Passage given:
---

Digital devices are potentially damaging your wallet—but not in the way you might think.
Smartphones and other gadgets allow us to follow our friends, read the news, watch a football game and even track our investments anytime, and nearly anywhere. We’re always multitasking, or moving from one bit of information to the next, and rarely looking at one piece of information long enough to fully digest it.
All this has one crucial side effect: It creates a shortage of attention, which can lead to poor financial choices.
When it comes to our money, effective decision-making typically requires information, concentration and reflection. Not so long ago, the main scarcity was information—we lacked the data to make informed financial decisions. But now we are drowning in data. What we lack, instead, is the ability to properly process it. The price we pay for that may be subtle, but it’s hardly insignificant.
Fortunately, it doesn’t have to be this way—in part because while the digital world takes away our ability to concentrate, it also gives us tools to mitigate the damage. Here are five ways we can counteract the financial pain inflicted by our increasingly short attention spans.
You probably know that multitasking is bad for your concentration, but you also probably underestimate how bad it is, and how much it affects your ability to make effective decisions.
This is especially true when it comes to financial decisions, which often require navigating difficult trade-offs. Is the additional investment risk worth the potential reward? How does this investment fit with our overall portfolio? Is now the best time to sell a successful startup? Such questions benefit from careful reflection, but multitasking interferes with our ability to do just that.

---

Records of coordinate annotations:
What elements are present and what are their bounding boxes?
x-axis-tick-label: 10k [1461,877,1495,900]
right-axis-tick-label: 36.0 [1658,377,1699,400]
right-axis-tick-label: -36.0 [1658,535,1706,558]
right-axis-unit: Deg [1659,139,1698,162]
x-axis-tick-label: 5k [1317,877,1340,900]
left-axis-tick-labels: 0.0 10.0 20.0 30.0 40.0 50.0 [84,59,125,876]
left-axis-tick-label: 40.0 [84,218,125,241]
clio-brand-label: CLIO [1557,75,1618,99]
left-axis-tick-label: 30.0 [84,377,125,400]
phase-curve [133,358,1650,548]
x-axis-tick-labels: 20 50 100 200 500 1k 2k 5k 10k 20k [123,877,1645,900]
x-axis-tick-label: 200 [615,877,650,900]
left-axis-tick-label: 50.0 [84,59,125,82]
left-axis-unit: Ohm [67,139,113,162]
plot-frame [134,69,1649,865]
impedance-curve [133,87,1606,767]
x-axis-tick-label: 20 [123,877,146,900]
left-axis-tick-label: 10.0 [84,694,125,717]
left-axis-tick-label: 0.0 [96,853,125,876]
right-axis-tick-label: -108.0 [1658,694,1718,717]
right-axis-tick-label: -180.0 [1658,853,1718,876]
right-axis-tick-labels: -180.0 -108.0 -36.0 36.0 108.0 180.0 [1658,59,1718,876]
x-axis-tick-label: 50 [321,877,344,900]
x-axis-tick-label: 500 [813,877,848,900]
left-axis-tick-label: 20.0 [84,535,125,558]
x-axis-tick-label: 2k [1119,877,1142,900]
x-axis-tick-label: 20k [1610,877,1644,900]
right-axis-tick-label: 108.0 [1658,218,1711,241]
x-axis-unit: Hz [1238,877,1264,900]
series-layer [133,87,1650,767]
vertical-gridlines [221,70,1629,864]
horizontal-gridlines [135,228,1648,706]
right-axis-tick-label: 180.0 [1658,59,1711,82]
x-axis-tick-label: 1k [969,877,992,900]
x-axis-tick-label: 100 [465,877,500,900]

---

Do this:
From the article on attention and financial decisions, extract the passage that begins at the words "This is especially" and stops after the words "do just that.". The records are independent material and have no connection to the article.

Reply:
This is especially true when it comes to financial decisions, which often require navigating difficult trade-offs. Is the additional investment risk worth the potential reward? How does this investment fit with our overall portfolio? Is now the best time to sell a successful startup? Such questions benefit from careful reflection, but multitasking interferes with our ability to do just that.